Experienced peace advocates, on the other hand, have learned that “sincerity” is not at issue or shouldn’t be. Given favorable conditions and circumstances, whatever the motivations of the leadership of the parties at any time, when they muster the political will to sit down and talk peace, this is a most welcome development deserving of everyone’s support.
The important thing is that the framework — the agenda and modalities or “terms of reference” — allows and compels the two parties to forge a series of agreements that benefit the people in the short run and pave the way for a final peace agreement that addresses the roots of the armed conflict, leading to a just and lasting peace in the long run. In the current GPH-NDFP peace negotiations, the 1992 Joint Hague Declaration effectively set this foundation for the peace talks. It has, within three years of the start of formal talks in 1995, resulted in the Comprehensive Agreement on Respect for Human Rights and International Humanitarian Law that would mitigate the impact of armed conflict on the people even as the more difficult socio-economic and political reforms that address the deeper roots of conflict are being negotiated. Unfortunately, little has been achieved on the substantive agenda since then.

Source data ->
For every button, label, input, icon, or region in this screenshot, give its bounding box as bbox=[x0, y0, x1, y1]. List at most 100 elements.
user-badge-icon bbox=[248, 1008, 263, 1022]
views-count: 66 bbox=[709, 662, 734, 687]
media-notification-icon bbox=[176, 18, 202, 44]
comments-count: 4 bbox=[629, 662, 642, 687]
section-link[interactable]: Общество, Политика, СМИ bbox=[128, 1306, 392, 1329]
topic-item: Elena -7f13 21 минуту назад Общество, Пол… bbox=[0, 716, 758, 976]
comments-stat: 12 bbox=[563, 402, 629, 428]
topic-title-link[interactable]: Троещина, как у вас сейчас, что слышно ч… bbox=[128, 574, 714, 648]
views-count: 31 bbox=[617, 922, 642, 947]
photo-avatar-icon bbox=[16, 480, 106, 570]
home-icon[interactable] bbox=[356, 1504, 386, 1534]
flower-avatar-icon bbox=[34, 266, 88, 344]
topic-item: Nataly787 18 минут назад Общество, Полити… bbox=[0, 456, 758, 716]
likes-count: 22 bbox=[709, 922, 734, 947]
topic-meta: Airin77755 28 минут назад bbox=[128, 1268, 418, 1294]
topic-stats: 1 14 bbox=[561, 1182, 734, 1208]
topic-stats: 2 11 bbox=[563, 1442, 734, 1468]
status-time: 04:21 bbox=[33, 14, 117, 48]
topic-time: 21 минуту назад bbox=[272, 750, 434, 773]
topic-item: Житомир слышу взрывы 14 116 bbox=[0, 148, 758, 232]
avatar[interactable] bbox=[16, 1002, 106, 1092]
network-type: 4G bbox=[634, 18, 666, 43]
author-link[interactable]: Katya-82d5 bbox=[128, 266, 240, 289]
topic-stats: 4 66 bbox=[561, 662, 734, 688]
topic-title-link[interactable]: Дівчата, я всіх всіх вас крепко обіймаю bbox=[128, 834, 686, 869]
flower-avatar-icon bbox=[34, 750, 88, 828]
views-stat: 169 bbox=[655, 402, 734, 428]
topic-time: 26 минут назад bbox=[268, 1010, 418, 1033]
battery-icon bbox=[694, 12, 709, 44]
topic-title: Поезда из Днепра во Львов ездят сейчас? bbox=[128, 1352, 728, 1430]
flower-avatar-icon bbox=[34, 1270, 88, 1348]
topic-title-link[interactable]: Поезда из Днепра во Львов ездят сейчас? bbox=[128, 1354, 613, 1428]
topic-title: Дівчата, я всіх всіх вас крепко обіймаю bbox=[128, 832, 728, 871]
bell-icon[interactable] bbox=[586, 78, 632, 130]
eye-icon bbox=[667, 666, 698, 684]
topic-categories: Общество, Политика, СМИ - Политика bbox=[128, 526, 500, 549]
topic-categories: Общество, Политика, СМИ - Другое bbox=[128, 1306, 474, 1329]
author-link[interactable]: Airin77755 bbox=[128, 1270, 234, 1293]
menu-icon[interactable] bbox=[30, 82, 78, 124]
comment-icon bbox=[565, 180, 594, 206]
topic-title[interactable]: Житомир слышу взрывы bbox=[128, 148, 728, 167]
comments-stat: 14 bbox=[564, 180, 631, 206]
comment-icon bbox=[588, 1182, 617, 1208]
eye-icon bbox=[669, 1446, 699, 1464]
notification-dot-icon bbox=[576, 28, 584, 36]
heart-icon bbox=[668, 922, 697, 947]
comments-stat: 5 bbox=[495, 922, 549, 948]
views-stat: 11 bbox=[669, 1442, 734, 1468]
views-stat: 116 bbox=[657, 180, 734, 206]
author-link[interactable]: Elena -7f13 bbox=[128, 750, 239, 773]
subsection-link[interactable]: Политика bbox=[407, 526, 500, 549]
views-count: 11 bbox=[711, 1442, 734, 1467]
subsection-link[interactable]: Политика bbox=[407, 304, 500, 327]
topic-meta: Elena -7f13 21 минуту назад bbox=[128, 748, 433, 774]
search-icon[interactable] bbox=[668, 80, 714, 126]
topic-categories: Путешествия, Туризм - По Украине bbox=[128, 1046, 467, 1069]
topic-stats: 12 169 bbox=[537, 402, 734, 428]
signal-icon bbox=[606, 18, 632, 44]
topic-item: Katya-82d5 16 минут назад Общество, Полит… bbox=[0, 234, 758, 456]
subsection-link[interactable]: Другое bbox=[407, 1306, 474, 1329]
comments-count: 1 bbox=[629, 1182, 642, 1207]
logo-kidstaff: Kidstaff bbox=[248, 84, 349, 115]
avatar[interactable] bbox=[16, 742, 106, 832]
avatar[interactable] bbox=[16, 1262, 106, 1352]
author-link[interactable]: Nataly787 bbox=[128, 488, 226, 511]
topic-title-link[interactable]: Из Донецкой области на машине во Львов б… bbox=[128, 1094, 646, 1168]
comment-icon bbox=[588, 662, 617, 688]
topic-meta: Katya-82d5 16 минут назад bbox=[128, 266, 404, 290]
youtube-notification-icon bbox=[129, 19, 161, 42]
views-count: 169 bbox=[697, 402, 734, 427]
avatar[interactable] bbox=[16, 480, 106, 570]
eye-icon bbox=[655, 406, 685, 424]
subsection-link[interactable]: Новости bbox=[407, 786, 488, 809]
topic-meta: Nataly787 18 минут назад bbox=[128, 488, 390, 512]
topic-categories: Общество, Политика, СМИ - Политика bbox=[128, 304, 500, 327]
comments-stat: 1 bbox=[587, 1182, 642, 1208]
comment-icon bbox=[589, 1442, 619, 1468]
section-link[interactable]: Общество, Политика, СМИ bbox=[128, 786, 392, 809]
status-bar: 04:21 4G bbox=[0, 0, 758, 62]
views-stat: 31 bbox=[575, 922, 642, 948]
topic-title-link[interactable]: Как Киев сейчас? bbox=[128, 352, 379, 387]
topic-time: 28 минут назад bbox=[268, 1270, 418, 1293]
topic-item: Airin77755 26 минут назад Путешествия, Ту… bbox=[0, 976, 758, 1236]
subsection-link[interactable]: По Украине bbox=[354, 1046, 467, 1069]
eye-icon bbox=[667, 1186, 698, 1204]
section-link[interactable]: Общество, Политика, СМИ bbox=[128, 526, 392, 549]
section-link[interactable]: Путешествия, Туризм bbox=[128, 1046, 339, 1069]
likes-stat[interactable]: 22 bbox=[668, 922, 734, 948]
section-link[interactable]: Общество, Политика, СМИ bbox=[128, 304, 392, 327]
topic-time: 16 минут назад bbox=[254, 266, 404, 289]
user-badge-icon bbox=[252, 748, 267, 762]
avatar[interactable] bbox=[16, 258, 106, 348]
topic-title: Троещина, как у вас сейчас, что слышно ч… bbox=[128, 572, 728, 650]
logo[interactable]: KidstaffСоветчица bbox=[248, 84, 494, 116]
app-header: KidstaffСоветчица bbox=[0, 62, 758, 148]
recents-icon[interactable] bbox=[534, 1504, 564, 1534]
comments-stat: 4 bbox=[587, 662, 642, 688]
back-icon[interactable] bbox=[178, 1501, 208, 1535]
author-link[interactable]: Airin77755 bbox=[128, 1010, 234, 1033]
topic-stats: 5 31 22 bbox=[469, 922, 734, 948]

Work order A ->
According to the passage on the GPH-NDFP peace talks, what agreement resulted within three years of the start of formal talks in 1995?
Work order B ->
Update everything in the passage on the GPH-NDFP peace talks from "Experienced peace advocates, on" down to "of everyone’s support.", replacing "peace advocates" with "peace activists".

Final answer A ->
The Comprehensive Agreement on Respect for Human Rights and International Humanitarian Law.

Final answer B ->
Experienced peace activists, on the other hand, have learned that “sincerity” is not at issue or shouldn’t be. Given favorable conditions and circumstances, whatever the motivations of the leadership of the parties at any time, when they muster the political will to sit down and talk peace, this is a most welcome development deserving of everyone’s support.